Segment Start: DATA RECORDS

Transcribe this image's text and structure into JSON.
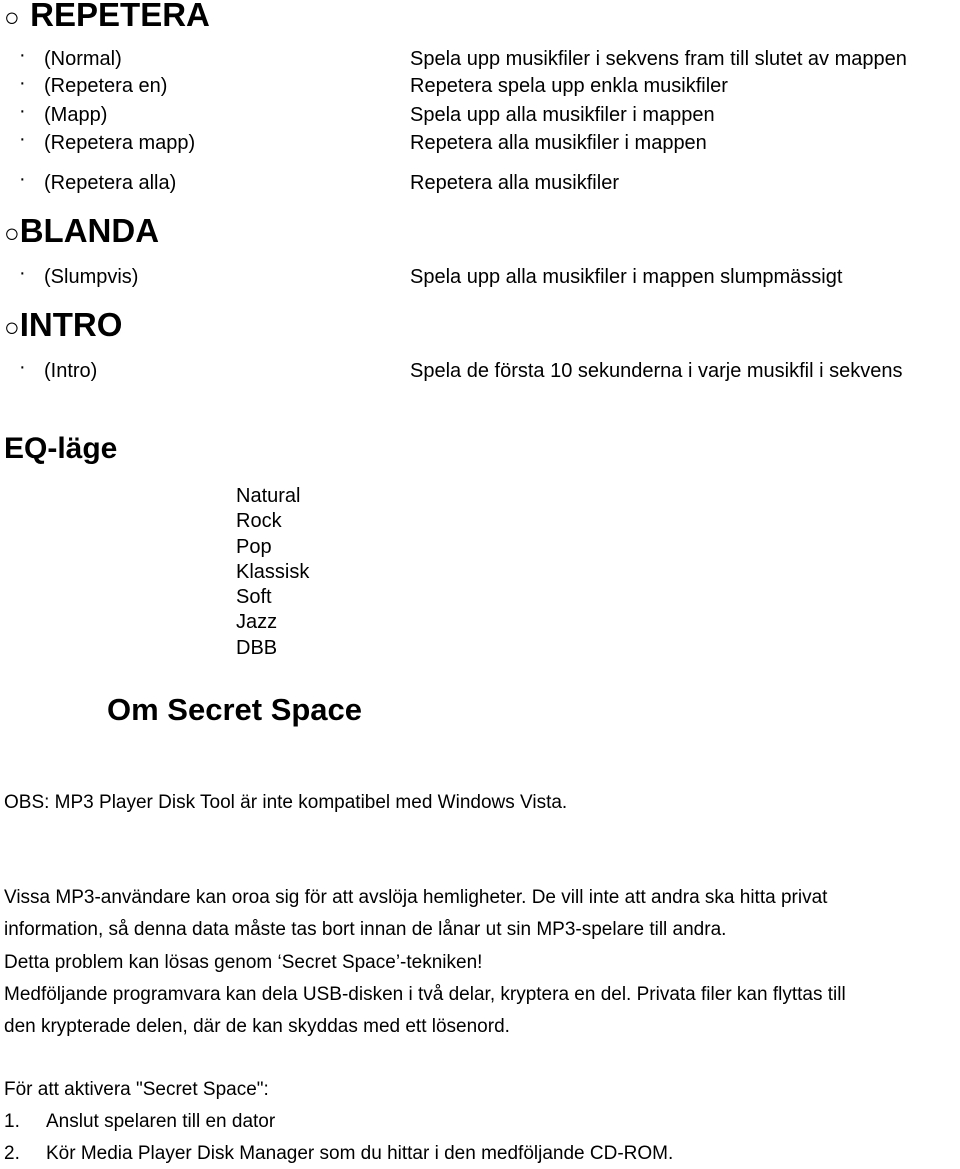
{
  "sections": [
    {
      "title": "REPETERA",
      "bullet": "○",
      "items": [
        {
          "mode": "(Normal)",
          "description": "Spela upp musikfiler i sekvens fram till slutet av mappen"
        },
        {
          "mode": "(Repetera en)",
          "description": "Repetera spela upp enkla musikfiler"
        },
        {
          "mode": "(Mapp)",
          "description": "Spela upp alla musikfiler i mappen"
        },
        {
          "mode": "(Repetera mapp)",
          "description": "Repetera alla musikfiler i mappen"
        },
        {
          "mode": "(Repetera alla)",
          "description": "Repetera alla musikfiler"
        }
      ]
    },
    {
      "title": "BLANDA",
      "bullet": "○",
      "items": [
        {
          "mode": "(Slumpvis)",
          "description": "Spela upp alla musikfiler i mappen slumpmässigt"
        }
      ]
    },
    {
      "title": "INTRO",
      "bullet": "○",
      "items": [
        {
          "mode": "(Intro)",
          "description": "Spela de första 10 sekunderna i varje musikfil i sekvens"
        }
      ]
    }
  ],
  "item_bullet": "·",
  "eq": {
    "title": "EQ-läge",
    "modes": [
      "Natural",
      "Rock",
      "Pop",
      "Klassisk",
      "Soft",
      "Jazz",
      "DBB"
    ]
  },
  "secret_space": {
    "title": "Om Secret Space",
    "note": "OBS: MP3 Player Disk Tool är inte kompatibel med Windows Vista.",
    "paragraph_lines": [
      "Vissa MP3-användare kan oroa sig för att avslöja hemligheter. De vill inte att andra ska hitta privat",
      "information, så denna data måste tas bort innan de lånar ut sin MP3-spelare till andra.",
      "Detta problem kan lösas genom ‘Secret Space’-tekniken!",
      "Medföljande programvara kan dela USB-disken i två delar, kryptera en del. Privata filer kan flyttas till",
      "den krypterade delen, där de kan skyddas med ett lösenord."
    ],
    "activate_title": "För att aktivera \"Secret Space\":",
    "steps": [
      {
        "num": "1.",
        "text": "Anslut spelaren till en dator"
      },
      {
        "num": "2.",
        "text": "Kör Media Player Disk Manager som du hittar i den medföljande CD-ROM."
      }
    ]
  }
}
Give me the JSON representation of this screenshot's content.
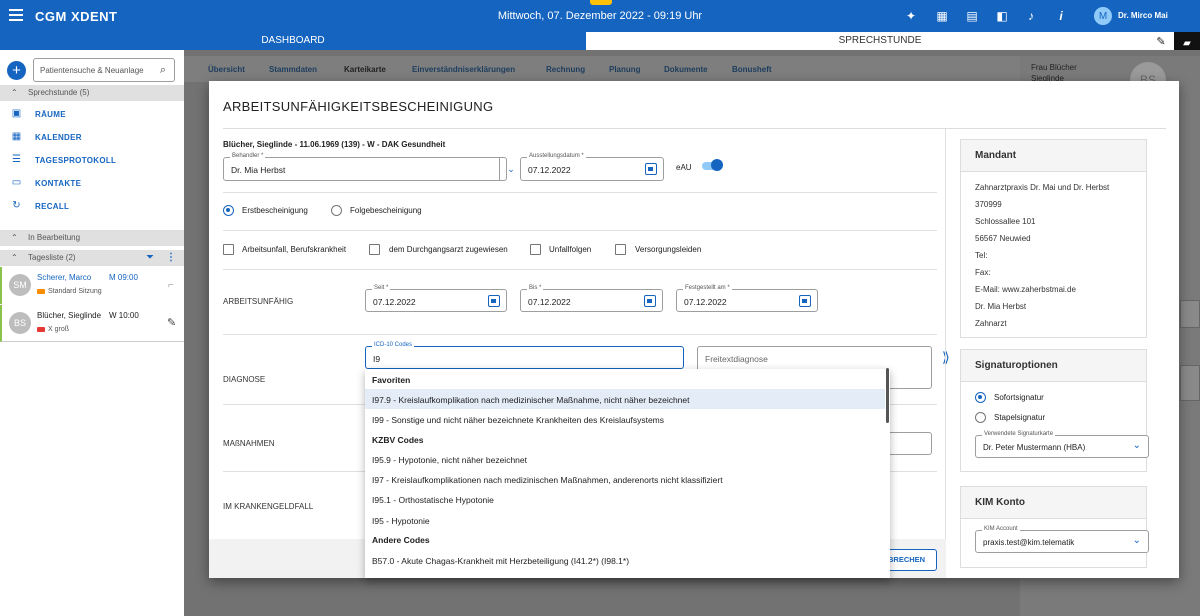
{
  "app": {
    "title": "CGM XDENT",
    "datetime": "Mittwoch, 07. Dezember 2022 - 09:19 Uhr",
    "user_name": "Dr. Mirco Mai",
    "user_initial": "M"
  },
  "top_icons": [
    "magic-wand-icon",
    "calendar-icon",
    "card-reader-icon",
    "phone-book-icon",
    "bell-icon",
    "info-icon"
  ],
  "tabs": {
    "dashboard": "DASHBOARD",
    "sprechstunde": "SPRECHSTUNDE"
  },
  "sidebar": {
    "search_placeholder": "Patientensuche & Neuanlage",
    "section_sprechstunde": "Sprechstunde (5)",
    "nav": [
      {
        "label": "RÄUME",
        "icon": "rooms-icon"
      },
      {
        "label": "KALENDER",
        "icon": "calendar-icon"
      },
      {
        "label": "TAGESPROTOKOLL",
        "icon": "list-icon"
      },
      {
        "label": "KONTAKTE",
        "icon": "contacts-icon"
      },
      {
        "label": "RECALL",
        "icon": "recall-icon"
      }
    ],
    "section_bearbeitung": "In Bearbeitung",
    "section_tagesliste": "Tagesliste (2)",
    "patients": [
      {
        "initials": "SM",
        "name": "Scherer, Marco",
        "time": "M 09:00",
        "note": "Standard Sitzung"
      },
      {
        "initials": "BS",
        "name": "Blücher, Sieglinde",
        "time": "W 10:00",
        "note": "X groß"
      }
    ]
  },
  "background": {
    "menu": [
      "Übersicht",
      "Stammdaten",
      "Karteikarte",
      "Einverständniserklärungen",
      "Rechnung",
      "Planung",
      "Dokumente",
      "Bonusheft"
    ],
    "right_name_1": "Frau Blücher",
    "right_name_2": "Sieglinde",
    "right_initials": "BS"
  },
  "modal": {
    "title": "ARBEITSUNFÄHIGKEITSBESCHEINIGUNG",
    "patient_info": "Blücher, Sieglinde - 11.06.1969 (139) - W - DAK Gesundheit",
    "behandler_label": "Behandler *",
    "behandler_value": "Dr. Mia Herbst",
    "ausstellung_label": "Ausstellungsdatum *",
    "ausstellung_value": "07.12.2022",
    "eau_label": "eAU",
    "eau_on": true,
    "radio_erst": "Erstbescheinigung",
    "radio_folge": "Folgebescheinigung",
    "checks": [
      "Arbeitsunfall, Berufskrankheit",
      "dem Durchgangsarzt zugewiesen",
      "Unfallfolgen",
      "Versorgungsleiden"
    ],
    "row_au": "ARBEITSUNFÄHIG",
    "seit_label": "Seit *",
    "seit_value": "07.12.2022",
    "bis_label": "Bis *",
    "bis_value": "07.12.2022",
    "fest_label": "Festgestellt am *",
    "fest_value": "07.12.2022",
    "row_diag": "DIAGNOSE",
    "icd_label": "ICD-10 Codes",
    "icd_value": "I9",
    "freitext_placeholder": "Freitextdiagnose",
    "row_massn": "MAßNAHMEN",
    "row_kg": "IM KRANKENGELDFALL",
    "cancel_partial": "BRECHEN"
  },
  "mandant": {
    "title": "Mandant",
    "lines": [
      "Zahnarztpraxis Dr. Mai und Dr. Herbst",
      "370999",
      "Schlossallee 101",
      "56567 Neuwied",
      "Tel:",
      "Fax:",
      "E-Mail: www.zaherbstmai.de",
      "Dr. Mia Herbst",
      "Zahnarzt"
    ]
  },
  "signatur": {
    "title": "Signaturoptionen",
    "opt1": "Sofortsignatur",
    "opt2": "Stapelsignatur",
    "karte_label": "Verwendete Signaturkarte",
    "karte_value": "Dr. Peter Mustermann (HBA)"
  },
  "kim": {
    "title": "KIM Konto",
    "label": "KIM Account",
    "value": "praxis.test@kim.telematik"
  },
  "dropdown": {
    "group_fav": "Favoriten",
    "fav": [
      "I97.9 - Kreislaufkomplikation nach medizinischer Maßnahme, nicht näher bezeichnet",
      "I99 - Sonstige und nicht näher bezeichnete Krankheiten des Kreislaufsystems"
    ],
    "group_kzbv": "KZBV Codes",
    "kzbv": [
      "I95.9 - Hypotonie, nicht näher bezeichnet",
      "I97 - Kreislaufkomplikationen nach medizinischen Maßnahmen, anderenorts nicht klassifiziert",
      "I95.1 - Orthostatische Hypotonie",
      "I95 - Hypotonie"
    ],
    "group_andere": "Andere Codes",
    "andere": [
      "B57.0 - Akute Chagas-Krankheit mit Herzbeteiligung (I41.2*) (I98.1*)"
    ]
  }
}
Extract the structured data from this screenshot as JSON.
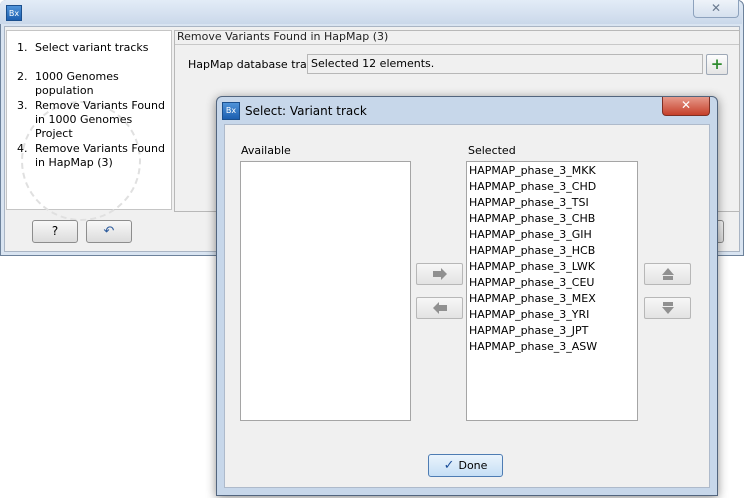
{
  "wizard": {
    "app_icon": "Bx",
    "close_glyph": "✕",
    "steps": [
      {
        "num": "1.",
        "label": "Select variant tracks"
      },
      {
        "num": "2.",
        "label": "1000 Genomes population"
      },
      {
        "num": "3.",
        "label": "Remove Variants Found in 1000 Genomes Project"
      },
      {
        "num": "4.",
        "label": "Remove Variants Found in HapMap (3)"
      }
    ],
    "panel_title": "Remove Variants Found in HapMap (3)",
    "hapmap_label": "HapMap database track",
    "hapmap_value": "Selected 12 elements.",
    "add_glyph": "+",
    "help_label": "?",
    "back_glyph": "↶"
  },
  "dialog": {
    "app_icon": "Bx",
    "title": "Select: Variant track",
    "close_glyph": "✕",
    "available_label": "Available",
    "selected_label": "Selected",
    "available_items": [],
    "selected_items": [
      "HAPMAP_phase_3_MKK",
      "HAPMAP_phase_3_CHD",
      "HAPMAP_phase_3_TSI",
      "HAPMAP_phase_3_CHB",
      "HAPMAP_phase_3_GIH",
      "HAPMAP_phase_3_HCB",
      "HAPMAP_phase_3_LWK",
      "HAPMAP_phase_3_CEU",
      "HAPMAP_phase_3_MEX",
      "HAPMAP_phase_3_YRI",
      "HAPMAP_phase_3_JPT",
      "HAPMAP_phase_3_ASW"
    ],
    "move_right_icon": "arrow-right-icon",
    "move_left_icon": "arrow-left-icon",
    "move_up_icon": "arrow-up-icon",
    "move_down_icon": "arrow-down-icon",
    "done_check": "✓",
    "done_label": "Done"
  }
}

Segment End: DATA RECORDS

* [ACTIVITY] Only exact repeats of the lines from the one containing "Extract the structured" through the end of the listing above are wanted here; pictures are not.

* [TASK ANSWER]
Extract the structured data from this screenshot as JSON.
{
  "wizard": {
    "app_icon": "Bx",
    "close_glyph": "✕",
    "steps": [
      {
        "num": "1.",
        "label": "Select variant tracks"
      },
      {
        "num": "2.",
        "label": "1000 Genomes population"
      },
      {
        "num": "3.",
        "label": "Remove Variants Found in 1000 Genomes Project"
      },
      {
        "num": "4.",
        "label": "Remove Variants Found in HapMap (3)"
      }
    ],
    "panel_title": "Remove Variants Found in HapMap (3)",
    "hapmap_label": "HapMap database track",
    "hapmap_value": "Selected 12 elements.",
    "add_glyph": "+",
    "help_label": "?",
    "back_glyph": "↶"
  },
  "dialog": {
    "app_icon": "Bx",
    "title": "Select: Variant track",
    "close_glyph": "✕",
    "available_label": "Available",
    "selected_label": "Selected",
    "available_items": [],
    "selected_items": [
      "HAPMAP_phase_3_MKK",
      "HAPMAP_phase_3_CHD",
      "HAPMAP_phase_3_TSI",
      "HAPMAP_phase_3_CHB",
      "HAPMAP_phase_3_GIH",
      "HAPMAP_phase_3_HCB",
      "HAPMAP_phase_3_LWK",
      "HAPMAP_phase_3_CEU",
      "HAPMAP_phase_3_MEX",
      "HAPMAP_phase_3_YRI",
      "HAPMAP_phase_3_JPT",
      "HAPMAP_phase_3_ASW"
    ],
    "move_right_icon": "arrow-right-icon",
    "move_left_icon": "arrow-left-icon",
    "move_up_icon": "arrow-up-icon",
    "move_down_icon": "arrow-down-icon",
    "done_check": "✓",
    "done_label": "Done"
  }
}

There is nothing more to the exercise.